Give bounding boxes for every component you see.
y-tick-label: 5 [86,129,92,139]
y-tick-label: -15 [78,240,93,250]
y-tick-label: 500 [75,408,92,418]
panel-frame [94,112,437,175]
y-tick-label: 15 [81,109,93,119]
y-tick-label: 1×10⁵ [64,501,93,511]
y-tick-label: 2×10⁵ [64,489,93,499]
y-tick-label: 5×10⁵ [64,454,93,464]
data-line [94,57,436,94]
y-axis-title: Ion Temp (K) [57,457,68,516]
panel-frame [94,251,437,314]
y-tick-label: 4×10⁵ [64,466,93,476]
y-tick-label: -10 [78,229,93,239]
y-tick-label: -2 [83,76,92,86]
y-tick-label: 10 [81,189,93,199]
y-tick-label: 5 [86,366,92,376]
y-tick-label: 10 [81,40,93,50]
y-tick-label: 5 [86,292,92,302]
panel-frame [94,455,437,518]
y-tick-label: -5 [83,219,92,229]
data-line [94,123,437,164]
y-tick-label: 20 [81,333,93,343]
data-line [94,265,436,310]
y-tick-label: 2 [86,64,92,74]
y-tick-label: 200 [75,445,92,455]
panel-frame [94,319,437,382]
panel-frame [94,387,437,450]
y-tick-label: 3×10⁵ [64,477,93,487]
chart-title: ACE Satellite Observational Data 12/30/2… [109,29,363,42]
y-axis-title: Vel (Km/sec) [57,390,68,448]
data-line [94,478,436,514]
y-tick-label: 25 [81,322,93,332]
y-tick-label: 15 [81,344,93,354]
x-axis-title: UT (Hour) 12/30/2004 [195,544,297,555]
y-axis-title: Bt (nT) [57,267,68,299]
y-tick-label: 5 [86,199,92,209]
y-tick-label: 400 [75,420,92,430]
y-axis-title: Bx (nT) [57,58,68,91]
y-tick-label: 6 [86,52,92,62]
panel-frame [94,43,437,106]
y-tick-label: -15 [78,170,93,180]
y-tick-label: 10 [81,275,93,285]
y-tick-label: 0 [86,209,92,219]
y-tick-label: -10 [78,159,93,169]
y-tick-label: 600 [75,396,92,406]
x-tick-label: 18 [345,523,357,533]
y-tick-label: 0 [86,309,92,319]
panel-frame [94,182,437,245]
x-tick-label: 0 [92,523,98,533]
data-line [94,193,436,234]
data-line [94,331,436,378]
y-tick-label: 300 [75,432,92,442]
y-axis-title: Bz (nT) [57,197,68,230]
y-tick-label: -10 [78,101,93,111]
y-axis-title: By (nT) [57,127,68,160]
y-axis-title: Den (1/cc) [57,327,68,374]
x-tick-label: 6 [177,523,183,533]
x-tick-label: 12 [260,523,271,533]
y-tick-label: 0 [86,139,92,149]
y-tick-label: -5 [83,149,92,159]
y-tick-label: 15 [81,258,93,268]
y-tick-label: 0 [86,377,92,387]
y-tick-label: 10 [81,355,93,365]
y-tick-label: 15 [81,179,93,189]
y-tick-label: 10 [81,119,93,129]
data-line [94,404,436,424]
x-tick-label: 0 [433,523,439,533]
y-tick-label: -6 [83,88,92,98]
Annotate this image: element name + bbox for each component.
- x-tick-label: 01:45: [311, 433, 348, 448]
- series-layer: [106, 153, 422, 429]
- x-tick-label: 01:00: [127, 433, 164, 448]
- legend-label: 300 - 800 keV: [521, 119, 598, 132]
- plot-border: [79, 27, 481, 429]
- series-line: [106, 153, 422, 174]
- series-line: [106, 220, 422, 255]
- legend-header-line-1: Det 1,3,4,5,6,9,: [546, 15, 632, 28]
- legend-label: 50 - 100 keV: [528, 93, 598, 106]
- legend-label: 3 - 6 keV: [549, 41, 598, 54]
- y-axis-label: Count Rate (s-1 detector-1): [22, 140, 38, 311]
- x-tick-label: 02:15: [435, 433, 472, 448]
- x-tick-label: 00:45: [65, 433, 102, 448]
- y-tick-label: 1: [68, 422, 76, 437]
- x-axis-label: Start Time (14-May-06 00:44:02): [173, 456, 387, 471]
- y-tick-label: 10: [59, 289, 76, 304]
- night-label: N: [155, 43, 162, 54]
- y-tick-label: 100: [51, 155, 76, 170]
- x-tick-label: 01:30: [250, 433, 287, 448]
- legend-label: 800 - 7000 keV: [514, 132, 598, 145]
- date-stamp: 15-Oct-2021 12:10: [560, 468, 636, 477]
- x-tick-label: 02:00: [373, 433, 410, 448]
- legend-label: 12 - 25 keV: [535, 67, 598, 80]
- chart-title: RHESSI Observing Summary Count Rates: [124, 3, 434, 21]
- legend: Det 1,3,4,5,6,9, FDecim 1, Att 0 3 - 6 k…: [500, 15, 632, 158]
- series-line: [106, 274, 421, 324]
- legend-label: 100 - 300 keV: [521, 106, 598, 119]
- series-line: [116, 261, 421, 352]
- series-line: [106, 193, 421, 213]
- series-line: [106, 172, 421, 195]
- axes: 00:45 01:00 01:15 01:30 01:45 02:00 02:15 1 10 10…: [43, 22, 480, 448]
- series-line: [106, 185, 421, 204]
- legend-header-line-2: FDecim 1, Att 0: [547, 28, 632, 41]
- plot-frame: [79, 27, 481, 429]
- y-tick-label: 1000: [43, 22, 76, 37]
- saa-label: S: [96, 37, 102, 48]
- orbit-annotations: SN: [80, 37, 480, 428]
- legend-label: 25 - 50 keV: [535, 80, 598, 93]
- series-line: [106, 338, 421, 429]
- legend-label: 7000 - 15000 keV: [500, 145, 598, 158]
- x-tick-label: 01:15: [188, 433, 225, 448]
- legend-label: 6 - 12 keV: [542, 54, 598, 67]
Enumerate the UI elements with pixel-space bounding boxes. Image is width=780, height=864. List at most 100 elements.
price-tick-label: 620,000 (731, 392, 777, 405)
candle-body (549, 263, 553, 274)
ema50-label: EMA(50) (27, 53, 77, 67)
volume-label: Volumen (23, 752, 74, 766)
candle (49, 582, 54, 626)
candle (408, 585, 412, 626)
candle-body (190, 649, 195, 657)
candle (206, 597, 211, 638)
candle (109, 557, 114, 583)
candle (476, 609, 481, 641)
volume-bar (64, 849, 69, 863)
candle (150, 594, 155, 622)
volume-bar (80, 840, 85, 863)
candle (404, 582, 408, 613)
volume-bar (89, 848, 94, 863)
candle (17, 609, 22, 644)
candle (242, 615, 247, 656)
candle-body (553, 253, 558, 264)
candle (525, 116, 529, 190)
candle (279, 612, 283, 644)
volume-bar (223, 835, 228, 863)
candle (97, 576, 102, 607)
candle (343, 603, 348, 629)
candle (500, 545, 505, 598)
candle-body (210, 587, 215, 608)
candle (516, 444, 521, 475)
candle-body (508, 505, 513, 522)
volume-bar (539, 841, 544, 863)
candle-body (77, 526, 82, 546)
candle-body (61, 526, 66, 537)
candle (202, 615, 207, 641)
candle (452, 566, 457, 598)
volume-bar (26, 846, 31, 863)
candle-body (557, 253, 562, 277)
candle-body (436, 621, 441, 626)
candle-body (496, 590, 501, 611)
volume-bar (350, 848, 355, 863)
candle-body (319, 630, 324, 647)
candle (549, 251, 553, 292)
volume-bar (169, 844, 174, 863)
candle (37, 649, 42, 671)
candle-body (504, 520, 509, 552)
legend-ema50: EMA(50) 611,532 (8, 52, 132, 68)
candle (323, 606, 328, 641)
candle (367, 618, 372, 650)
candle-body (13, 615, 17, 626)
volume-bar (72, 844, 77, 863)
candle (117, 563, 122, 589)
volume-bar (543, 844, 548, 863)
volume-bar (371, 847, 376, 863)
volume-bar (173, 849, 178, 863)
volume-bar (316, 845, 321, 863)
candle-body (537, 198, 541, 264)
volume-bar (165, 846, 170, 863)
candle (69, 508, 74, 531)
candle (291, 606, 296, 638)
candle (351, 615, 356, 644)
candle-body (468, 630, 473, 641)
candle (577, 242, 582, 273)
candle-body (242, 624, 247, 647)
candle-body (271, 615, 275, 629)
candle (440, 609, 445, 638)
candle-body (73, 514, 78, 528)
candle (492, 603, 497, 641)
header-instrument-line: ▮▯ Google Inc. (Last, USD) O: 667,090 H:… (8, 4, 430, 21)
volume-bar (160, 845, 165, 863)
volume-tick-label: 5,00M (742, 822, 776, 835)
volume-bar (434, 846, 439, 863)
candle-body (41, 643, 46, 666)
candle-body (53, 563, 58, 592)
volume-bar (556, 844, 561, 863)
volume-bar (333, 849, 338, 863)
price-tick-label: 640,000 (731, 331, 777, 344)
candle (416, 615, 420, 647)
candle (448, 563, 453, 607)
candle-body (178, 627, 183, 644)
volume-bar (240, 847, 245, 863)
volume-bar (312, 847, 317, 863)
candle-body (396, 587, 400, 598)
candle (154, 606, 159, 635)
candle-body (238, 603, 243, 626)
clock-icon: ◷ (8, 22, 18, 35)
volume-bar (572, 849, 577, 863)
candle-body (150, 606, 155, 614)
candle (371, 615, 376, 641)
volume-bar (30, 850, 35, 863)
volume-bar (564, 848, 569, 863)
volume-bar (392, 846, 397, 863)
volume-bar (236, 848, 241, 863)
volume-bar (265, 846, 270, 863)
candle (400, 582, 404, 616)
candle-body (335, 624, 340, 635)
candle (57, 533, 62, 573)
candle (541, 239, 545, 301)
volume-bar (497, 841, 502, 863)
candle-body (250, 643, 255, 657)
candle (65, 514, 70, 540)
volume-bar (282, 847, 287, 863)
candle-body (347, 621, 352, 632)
··········
▶ Task objective
Could you copy out the listing word for word, from its start through the line that contains "panel-frame [94,251,437,314]", including both ends?

▶ Full response
Give bounding boxes for every component you see.
y-tick-label: 5 [86,129,92,139]
y-tick-label: -15 [78,240,93,250]
y-tick-label: 500 [75,408,92,418]
panel-frame [94,112,437,175]
y-tick-label: 15 [81,109,93,119]
y-tick-label: 1×10⁵ [64,501,93,511]
y-tick-label: 2×10⁵ [64,489,93,499]
y-tick-label: 5×10⁵ [64,454,93,464]
data-line [94,57,436,94]
y-axis-title: Ion Temp (K) [57,457,68,516]
panel-frame [94,251,437,314]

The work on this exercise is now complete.